▶ What you need to do
Reproduce each line that includes the word "tiêu".

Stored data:
------------
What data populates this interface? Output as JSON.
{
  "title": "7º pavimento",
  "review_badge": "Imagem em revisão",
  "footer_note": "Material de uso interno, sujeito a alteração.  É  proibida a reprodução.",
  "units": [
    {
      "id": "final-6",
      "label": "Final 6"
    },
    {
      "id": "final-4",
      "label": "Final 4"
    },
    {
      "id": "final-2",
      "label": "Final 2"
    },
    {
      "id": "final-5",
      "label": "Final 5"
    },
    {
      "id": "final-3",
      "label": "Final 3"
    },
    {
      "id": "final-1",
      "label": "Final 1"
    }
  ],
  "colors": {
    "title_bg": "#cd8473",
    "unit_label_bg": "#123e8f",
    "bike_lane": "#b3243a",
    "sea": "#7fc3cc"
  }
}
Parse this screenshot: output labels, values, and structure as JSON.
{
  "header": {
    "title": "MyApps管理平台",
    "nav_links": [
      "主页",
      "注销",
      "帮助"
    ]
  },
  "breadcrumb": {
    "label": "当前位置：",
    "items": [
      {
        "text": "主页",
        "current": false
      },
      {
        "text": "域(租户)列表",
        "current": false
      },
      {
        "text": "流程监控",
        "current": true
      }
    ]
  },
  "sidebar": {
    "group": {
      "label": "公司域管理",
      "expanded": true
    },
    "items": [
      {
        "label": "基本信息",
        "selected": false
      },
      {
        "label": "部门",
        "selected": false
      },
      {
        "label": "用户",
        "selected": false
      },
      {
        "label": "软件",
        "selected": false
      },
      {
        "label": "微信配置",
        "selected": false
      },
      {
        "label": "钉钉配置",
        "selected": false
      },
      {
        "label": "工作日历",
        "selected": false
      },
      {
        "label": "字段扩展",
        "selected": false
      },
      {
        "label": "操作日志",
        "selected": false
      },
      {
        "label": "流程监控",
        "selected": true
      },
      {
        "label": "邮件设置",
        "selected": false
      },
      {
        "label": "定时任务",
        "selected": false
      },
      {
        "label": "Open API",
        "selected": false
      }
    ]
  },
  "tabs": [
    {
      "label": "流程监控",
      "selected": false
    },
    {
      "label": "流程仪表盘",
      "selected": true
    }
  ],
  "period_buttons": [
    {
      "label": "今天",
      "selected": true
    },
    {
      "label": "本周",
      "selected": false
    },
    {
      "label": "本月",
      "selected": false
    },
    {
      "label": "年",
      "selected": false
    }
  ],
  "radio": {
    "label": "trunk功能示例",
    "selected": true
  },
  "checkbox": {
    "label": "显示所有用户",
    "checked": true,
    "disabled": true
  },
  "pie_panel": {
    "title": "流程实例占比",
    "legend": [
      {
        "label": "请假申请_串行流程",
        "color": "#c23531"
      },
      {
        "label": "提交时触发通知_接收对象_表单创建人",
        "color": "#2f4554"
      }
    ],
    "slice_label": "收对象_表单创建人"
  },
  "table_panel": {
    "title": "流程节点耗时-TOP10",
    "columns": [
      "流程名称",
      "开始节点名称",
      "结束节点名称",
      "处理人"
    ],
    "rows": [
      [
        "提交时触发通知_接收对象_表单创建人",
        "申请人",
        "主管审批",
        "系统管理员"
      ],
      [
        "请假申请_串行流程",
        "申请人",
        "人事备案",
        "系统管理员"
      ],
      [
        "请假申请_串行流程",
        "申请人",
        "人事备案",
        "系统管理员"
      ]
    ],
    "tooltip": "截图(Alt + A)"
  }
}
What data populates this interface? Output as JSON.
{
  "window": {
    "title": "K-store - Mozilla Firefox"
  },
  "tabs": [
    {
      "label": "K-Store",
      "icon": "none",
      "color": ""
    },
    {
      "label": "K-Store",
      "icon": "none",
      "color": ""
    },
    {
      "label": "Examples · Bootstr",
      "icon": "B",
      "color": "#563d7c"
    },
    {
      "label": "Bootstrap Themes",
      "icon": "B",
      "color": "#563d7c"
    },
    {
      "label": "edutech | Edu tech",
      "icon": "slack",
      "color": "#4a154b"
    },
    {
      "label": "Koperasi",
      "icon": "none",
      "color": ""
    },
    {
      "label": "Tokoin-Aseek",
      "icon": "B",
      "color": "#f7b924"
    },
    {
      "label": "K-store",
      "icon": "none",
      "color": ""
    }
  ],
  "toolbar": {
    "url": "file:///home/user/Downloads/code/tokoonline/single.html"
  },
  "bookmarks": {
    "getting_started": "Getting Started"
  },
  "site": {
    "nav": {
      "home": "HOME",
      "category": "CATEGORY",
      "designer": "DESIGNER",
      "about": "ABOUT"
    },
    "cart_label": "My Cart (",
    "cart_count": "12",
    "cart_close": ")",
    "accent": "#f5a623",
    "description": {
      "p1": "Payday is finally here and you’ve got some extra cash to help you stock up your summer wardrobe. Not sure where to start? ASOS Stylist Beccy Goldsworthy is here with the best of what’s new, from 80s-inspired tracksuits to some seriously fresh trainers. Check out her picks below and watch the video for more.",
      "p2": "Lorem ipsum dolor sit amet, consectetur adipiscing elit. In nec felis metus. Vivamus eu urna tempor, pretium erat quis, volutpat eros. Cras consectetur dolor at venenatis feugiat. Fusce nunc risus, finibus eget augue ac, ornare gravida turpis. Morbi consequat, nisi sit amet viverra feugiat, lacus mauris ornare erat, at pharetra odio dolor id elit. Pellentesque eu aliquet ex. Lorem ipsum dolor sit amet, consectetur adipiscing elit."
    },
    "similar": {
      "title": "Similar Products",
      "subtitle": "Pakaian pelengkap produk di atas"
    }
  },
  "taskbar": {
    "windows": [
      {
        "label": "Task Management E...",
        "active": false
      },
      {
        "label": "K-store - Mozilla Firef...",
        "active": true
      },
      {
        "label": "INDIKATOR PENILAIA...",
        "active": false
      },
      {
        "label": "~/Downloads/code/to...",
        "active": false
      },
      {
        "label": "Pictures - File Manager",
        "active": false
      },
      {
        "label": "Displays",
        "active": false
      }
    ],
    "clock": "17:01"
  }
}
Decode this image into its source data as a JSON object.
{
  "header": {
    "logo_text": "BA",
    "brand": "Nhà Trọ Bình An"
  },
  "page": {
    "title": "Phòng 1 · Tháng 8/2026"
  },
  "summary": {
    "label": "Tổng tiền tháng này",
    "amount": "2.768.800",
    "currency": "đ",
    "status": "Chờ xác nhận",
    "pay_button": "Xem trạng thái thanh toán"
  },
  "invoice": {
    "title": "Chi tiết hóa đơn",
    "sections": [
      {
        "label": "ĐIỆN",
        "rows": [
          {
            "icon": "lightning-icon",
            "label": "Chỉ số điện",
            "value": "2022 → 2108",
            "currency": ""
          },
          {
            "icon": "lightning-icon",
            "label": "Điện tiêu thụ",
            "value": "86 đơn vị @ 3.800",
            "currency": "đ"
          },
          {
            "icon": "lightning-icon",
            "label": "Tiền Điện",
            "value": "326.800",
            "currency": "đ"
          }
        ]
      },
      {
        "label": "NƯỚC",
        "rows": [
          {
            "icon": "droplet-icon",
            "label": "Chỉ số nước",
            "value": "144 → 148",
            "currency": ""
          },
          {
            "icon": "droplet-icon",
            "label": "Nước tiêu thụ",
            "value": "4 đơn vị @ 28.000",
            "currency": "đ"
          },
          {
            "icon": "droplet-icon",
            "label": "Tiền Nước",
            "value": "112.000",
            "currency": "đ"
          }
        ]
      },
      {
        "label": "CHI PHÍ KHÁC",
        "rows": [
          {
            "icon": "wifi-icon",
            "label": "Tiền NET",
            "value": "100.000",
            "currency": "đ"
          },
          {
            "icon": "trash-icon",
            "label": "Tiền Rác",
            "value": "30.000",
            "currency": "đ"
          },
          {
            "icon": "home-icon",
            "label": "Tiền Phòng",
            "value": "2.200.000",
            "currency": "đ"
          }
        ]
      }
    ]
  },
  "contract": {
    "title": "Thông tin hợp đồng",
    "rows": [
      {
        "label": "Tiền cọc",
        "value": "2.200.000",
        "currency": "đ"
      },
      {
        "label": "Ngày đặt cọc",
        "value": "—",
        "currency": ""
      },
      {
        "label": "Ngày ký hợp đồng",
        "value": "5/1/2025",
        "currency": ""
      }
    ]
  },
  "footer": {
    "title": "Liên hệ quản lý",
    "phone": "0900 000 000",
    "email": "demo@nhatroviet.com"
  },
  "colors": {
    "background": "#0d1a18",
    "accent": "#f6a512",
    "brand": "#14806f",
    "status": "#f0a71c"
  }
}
------------
▶ Response to the task
            "label": "Điện tiêu thụ",
            "label": "Nước tiêu thụ",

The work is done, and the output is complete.